• Page text
● ● ● ● ● ● ●

It isn't a shadowy and arbitrary set of principles imposed
upon them from without. It's a book full of rationales, explanations, persuasion. It's designed to enlist the will, the desires and the understanding.
God is close to every single Israelite, not just the
high priest, the sage, the prophet or the king, but in his presence at the heart of the nation, every single Israelite can know what it is to have fellowship with the living God. The reality of Israel's calling and the law has to be taken into the heart of each Israelite individual. Oliver O'Donovan describes something of this.
We may say that the conscience of the individual members of a community
is a repository of the moral understanding which shaped it and may serve to perpetuate it in a crisis of collapsing morale or institution. It is not as bearer of its own primitive pre-social or pre-political rights that the individual demands the respect of the community, but as the bearer of a social understanding which recalls the formative self-understanding of the community itself, the conscientious individual speaks with society's own forgotten voice. Each individual Israelite has to take the history of the nation into himself or herself, to make it their own, to make it part of the fabric of their being, to memorize this word, to reflect upon this word, to delight in this word.
They are to live out the word, to make it the source of their self-understanding, their sense of the world around them and their purpose within it. The chapter ends with Moses placing the choice that Israel faces before them in its starkest form. It's a choice between life and death, prosperity and destruction.
These two things are not symmetrical, as Moses makes very clear the Lord is on the side
of life. To reject the Lord and the giver of life is to choose death. Death isn't just a punishment that the Lord strikes Israel with if they reject him, rather it is the natural consequence of rejecting him.
Heaven and earth are summoned as witnesses to the covenant that Israel is entering
into. With the blessings of the fertility of the earth and the rain from the heaven, they will be sources of God's blessing to Israel. While the law generally comes in the form of command, in this sort of chapter we see that the law is also a promise.
The Lord will ultimately realize the intent of the
covenant so that people enjoy faithful life in fellowship with him. However, the challenge to Israel that day is whether they will achieve this end the easier way, by heeding the Lord's voice and responding to him, or whether they must learn the hard way through experiencing the devastation of the curse. A question to consider, in what ways could we see the work of Christ and the Spirit as fulfilling the promise of God in this chapter to circumcise the heart? Luke chapter 16.
He also said to the disciples, there was a rich man who had a manager, and charges
were brought to him that this man was wasting his possessions. And he called him and said to him, what is this that I hear about you? Turn in the account of your management, for you can no longer be manager. And the manager said to himself, what shall I do, since my master is taking the management away from me? I am not strong enough to dig, and I am ashamed to beg.

● ● ● ● ● ● ●

• What the exercise asks
Could you retype the commentary from "The Lord will" to "Luke chapter 16."? Rely on nothing but the commentary above.

● ● ● ● ● ● ●

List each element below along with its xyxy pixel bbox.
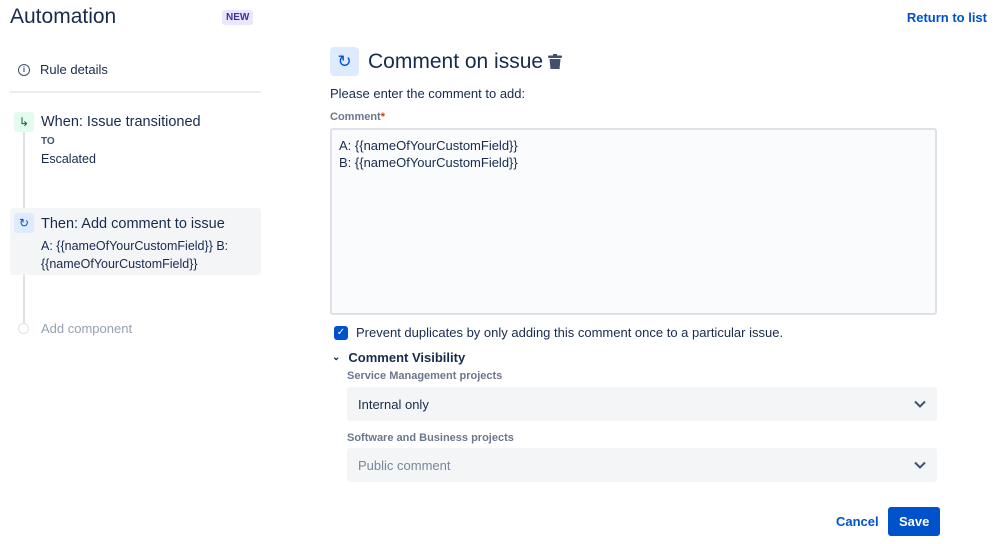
transition-icon: ↳ <box>14 112 34 132</box>
instructions: Please enter the comment to add: <box>330 86 526 101</box>
action-component[interactable]: ↻ Then: Add comment to issue A: {{nameOf… <box>10 208 261 275</box>
info-icon: i <box>18 63 30 76</box>
trigger-to-value: Escalated <box>41 152 96 166</box>
return-to-list-link[interactable]: Return to list <box>907 10 987 25</box>
save-button[interactable]: Save <box>888 507 941 536</box>
comment-icon: ↻ <box>330 47 359 76</box>
trigger-title: When: Issue transitioned <box>41 114 201 130</box>
trigger-component[interactable]: ↳ When: Issue transitioned TO Escalated <box>14 112 201 166</box>
software-visibility-select[interactable]: Public comment <box>347 448 937 482</box>
chevron-down-icon <box>914 461 926 469</box>
page-title: Comment on issue <box>368 50 544 73</box>
add-component-button[interactable]: Add component <box>18 321 132 336</box>
trash-icon[interactable] <box>548 54 562 69</box>
service-visibility-select[interactable]: Internal only <box>347 387 937 421</box>
prevent-duplicates-label: Prevent duplicates by only adding this c… <box>356 325 784 340</box>
cancel-button[interactable]: Cancel <box>826 507 889 536</box>
comment-visibility-title: Comment Visibility <box>348 350 466 365</box>
comment-visibility-toggle[interactable]: ⌄ Comment Visibility <box>332 350 465 365</box>
action-title: Then: Add comment to issue <box>41 216 225 232</box>
app-title: Automation <box>10 5 117 28</box>
divider <box>10 91 261 93</box>
service-visibility-value: Internal only <box>358 396 429 412</box>
software-visibility-placeholder: Public comment <box>358 457 451 473</box>
checkmark-icon: ✓ <box>334 325 348 340</box>
software-business-label: Software and Business projects <box>347 432 514 444</box>
rule-details-label: Rule details <box>40 62 108 77</box>
new-badge: NEW <box>222 10 254 25</box>
action-summary: A: {{nameOfYourCustomField}} B: {{nameOf… <box>41 239 229 271</box>
chevron-down-icon: ⌄ <box>332 352 341 363</box>
comment-textarea[interactable] <box>330 128 937 315</box>
prevent-duplicates-checkbox[interactable]: ✓ Prevent duplicates by only adding this… <box>334 325 783 340</box>
comment-label: Comment* <box>330 111 386 123</box>
add-circle-icon <box>18 323 29 334</box>
service-management-label: Service Management projects <box>347 370 503 382</box>
chevron-down-icon <box>914 400 926 408</box>
comment-icon: ↻ <box>14 213 34 233</box>
sidebar-item-rule-details[interactable]: i Rule details <box>18 62 108 77</box>
add-component-label: Add component <box>41 321 133 336</box>
trigger-to-label: TO <box>41 136 55 147</box>
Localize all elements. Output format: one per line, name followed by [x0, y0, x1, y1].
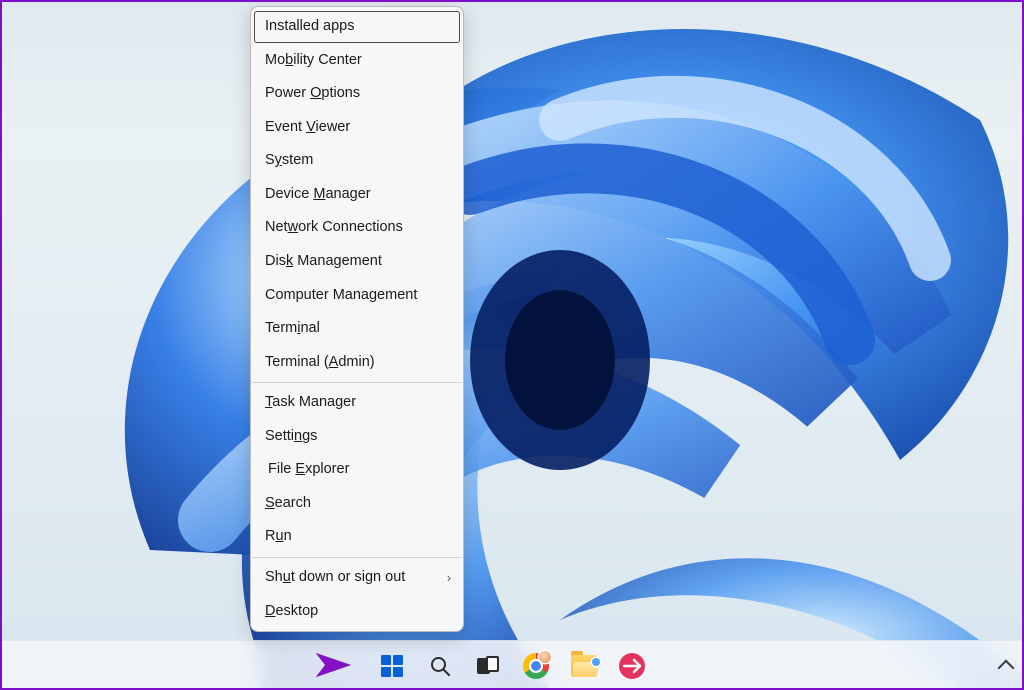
tray-overflow-button[interactable]	[1000, 658, 1012, 674]
taskbar-explorer-button[interactable]	[564, 646, 604, 686]
menu-item-terminal-admin[interactable]: Terminal (Admin)	[251, 346, 463, 380]
taskbar-taskview-button[interactable]	[468, 646, 508, 686]
menu-item-terminal[interactable]: Terminal	[251, 312, 463, 346]
pink-app-icon	[619, 653, 645, 679]
menu-item-shutdown[interactable]: Shut down or sign out›	[251, 561, 463, 595]
menu-item-task-manager[interactable]: Task Manager	[251, 386, 463, 420]
menu-item-run[interactable]: Run	[251, 520, 463, 554]
menu-item-installed-apps[interactable]: Installed apps	[253, 10, 461, 44]
folder-icon	[571, 655, 597, 677]
menu-separator	[252, 382, 462, 383]
bloom-svg	[0, 0, 1024, 690]
taskbar-app-pink-button[interactable]	[612, 646, 652, 686]
menu-item-search[interactable]: Search	[251, 487, 463, 521]
taskbar-center-group	[372, 646, 652, 686]
menu-item-desktop[interactable]: Desktop	[251, 595, 463, 629]
menu-item-network-connections[interactable]: Network Connections	[251, 211, 463, 245]
task-view-icon	[477, 656, 499, 676]
menu-item-mobility-center[interactable]: Mobility Center	[251, 44, 463, 78]
taskbar-search-button[interactable]	[420, 646, 460, 686]
menu-item-system[interactable]: System	[251, 144, 463, 178]
system-tray	[1000, 658, 1012, 674]
taskbar	[0, 640, 1024, 690]
chevron-right-icon: ›	[447, 570, 451, 586]
search-icon	[428, 654, 452, 678]
menu-item-computer-management[interactable]: Computer Management	[251, 279, 463, 313]
taskbar-start-button[interactable]	[372, 646, 412, 686]
menu-item-disk-management[interactable]: Disk Management	[251, 245, 463, 279]
menu-item-settings[interactable]: Settings	[251, 420, 463, 454]
menu-separator	[252, 557, 462, 558]
menu-item-file-explorer[interactable]: File Explorer	[254, 453, 460, 487]
chevron-up-icon	[998, 659, 1015, 676]
winx-context-menu[interactable]: Installed appsMobility CenterPower Optio…	[250, 6, 464, 632]
taskbar-chrome-button[interactable]	[516, 646, 556, 686]
menu-item-device-manager[interactable]: Device Manager	[251, 178, 463, 212]
windows-logo-icon	[381, 655, 403, 677]
chrome-icon	[523, 653, 549, 679]
menu-item-event-viewer[interactable]: Event Viewer	[251, 111, 463, 145]
desktop-wallpaper	[0, 0, 1024, 690]
menu-item-power-options[interactable]: Power Options	[251, 77, 463, 111]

● ● ● ● ● ● ●

• Task result
The Lord will ultimately realize the intent of the
covenant so that people enjoy faithful life in fellowship with him. However, the challenge to Israel that day is whether they will achieve this end the easier way, by heeding the Lord's voice and responding to him, or whether they must learn the hard way through experiencing the devastation of the curse. A question to consider, in what ways could we see the work of Christ and the Spirit as fulfilling the promise of God in this chapter to circumcise the heart? Luke chapter 16.